#### [Tarefa]
Substitua "phase-label" por "phase-name" em todos os itens abaixo e reescreva as linhas com o restante inalterado. Omita as imagens na resposta.

#### [Itens a processar]
---

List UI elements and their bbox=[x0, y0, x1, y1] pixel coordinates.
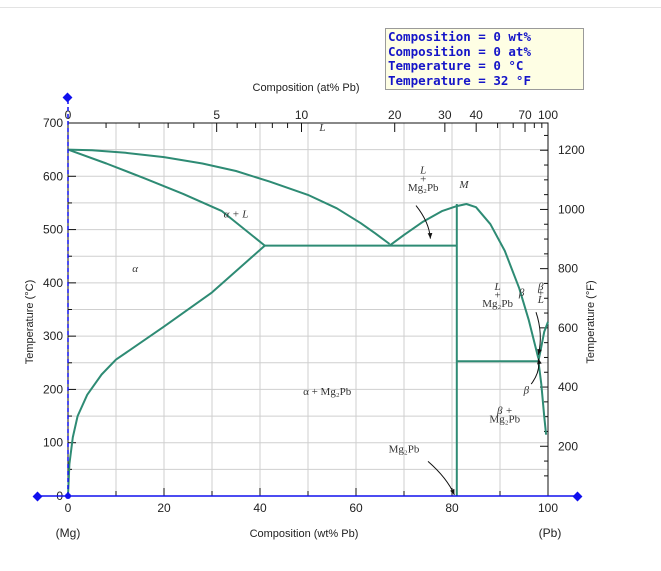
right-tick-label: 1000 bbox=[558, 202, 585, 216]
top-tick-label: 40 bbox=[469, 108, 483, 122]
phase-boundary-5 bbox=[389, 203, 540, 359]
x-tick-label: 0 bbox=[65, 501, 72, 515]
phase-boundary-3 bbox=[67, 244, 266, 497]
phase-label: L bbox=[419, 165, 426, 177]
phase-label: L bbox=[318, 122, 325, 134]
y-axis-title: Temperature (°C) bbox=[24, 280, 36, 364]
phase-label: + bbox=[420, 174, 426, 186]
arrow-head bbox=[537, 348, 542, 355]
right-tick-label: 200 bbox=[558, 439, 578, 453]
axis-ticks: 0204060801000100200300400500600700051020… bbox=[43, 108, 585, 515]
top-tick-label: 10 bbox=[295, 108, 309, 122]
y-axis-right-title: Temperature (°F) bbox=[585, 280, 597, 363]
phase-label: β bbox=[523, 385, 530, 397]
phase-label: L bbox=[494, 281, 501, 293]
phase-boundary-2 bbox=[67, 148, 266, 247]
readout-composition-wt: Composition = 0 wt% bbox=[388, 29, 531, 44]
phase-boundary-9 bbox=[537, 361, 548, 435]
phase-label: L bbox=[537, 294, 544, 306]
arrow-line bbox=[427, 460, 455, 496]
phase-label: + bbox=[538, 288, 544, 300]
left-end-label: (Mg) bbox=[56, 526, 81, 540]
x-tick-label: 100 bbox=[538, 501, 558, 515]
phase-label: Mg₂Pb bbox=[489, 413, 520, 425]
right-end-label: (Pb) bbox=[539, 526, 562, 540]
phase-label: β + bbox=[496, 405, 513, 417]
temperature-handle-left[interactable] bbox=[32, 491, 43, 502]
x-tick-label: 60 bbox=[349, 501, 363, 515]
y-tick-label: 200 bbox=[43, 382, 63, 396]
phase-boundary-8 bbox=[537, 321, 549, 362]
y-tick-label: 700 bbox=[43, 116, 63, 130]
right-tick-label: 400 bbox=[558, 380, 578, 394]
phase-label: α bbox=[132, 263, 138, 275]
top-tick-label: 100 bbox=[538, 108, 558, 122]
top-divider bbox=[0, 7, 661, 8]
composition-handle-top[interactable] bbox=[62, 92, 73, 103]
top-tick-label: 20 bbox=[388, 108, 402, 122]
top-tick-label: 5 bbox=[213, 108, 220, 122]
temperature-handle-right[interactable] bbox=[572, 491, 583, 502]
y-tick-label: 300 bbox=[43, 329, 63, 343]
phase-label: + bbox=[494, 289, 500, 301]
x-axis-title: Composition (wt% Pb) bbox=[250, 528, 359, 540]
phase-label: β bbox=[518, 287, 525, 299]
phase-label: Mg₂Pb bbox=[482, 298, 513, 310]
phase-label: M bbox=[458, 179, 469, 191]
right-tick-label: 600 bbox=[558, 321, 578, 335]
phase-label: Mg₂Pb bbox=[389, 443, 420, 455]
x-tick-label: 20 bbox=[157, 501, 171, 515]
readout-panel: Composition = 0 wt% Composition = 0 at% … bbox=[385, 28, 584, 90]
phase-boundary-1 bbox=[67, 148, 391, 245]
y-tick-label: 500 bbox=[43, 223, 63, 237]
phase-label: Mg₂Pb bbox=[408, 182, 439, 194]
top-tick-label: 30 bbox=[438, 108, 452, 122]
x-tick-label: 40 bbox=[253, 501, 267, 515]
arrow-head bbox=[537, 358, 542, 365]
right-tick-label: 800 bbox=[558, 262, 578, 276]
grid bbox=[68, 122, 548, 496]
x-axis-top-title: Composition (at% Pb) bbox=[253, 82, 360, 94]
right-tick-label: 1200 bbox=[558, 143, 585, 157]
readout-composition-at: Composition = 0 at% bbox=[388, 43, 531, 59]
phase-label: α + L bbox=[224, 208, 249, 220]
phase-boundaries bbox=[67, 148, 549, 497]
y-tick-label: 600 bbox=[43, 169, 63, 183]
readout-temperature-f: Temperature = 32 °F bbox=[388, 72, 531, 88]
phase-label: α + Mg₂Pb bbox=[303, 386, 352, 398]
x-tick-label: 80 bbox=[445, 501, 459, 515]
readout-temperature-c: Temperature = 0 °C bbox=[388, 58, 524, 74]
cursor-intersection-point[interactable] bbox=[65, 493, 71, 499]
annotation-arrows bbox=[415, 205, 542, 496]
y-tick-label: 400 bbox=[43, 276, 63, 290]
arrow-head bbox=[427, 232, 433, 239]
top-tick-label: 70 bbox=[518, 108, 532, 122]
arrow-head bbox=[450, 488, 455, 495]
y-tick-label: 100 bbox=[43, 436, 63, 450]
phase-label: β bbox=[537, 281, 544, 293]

---

#### [Resolução do exercício]
List UI elements and their bbox=[x0, y0, x1, y1] pixel coordinates.
right-tick-label: 1000 bbox=[558, 202, 585, 216]
top-tick-label: 40 bbox=[469, 108, 483, 122]
phase-boundary-5 bbox=[389, 203, 540, 359]
x-tick-label: 0 bbox=[65, 501, 72, 515]
phase-boundary-3 bbox=[67, 244, 266, 497]
phase-name: L bbox=[419, 165, 426, 177]
phase-name: L bbox=[318, 122, 325, 134]
y-axis-title: Temperature (°C) bbox=[24, 280, 36, 364]
phase-name: + bbox=[420, 174, 426, 186]
arrow-head bbox=[537, 348, 542, 355]
right-tick-label: 200 bbox=[558, 439, 578, 453]
axis-ticks: 0204060801000100200300400500600700051020… bbox=[43, 108, 585, 515]
top-tick-label: 10 bbox=[295, 108, 309, 122]
y-axis-right-title: Temperature (°F) bbox=[585, 280, 597, 363]
phase-name: β bbox=[523, 385, 530, 397]
phase-name: L bbox=[494, 281, 501, 293]
phase-boundary-2 bbox=[67, 148, 266, 247]
readout-composition-wt: Composition = 0 wt% bbox=[388, 29, 531, 44]
phase-boundary-9 bbox=[537, 361, 548, 435]
phase-name: L bbox=[537, 294, 544, 306]
arrow-line bbox=[427, 460, 455, 496]
phase-name: + bbox=[538, 288, 544, 300]
left-end-label: (Mg) bbox=[56, 526, 81, 540]
x-tick-label: 100 bbox=[538, 501, 558, 515]
phase-name: Mg₂Pb bbox=[489, 413, 520, 425]
right-end-label: (Pb) bbox=[539, 526, 562, 540]
phase-name: β + bbox=[496, 405, 513, 417]
temperature-handle-left[interactable] bbox=[32, 491, 43, 502]
x-tick-label: 60 bbox=[349, 501, 363, 515]
y-tick-label: 200 bbox=[43, 382, 63, 396]
phase-boundary-8 bbox=[537, 321, 549, 362]
y-tick-label: 700 bbox=[43, 116, 63, 130]
right-tick-label: 400 bbox=[558, 380, 578, 394]
phase-name: α bbox=[132, 263, 138, 275]
top-tick-label: 100 bbox=[538, 108, 558, 122]
top-divider bbox=[0, 7, 661, 8]
composition-handle-top[interactable] bbox=[62, 92, 73, 103]
top-tick-label: 20 bbox=[388, 108, 402, 122]
top-tick-label: 5 bbox=[213, 108, 220, 122]
temperature-handle-right[interactable] bbox=[572, 491, 583, 502]
y-tick-label: 300 bbox=[43, 329, 63, 343]
phase-name: + bbox=[494, 289, 500, 301]
x-axis-title: Composition (wt% Pb) bbox=[250, 528, 359, 540]
phase-name: β bbox=[518, 287, 525, 299]
phase-name: Mg₂Pb bbox=[482, 298, 513, 310]
phase-name: M bbox=[458, 179, 469, 191]
right-tick-label: 600 bbox=[558, 321, 578, 335]
phase-name: Mg₂Pb bbox=[389, 443, 420, 455]
x-tick-label: 20 bbox=[157, 501, 171, 515]
readout-panel: Composition = 0 wt% Composition = 0 at% … bbox=[385, 28, 584, 90]
phase-boundary-1 bbox=[67, 148, 391, 245]
y-tick-label: 500 bbox=[43, 223, 63, 237]
phase-name: Mg₂Pb bbox=[408, 182, 439, 194]
top-tick-label: 30 bbox=[438, 108, 452, 122]
x-tick-label: 40 bbox=[253, 501, 267, 515]
arrow-head bbox=[537, 358, 542, 365]
right-tick-label: 800 bbox=[558, 262, 578, 276]
grid bbox=[68, 122, 548, 496]
x-axis-top-title: Composition (at% Pb) bbox=[253, 82, 360, 94]
right-tick-label: 1200 bbox=[558, 143, 585, 157]
readout-composition-at: Composition = 0 at% bbox=[388, 43, 531, 59]
phase-name: α + L bbox=[224, 208, 249, 220]
phase-boundaries bbox=[67, 148, 549, 497]
y-tick-label: 600 bbox=[43, 169, 63, 183]
readout-temperature-f: Temperature = 32 °F bbox=[388, 72, 531, 88]
phase-name: α + Mg₂Pb bbox=[303, 386, 352, 398]
x-tick-label: 80 bbox=[445, 501, 459, 515]
readout-temperature-c: Temperature = 0 °C bbox=[388, 58, 524, 74]
cursor-intersection-point[interactable] bbox=[65, 493, 71, 499]
annotation-arrows bbox=[415, 205, 542, 496]
y-tick-label: 400 bbox=[43, 276, 63, 290]
arrow-head bbox=[427, 232, 433, 239]
top-tick-label: 70 bbox=[518, 108, 532, 122]
arrow-head bbox=[450, 488, 455, 495]
y-tick-label: 100 bbox=[43, 436, 63, 450]
phase-name: β bbox=[537, 281, 544, 293]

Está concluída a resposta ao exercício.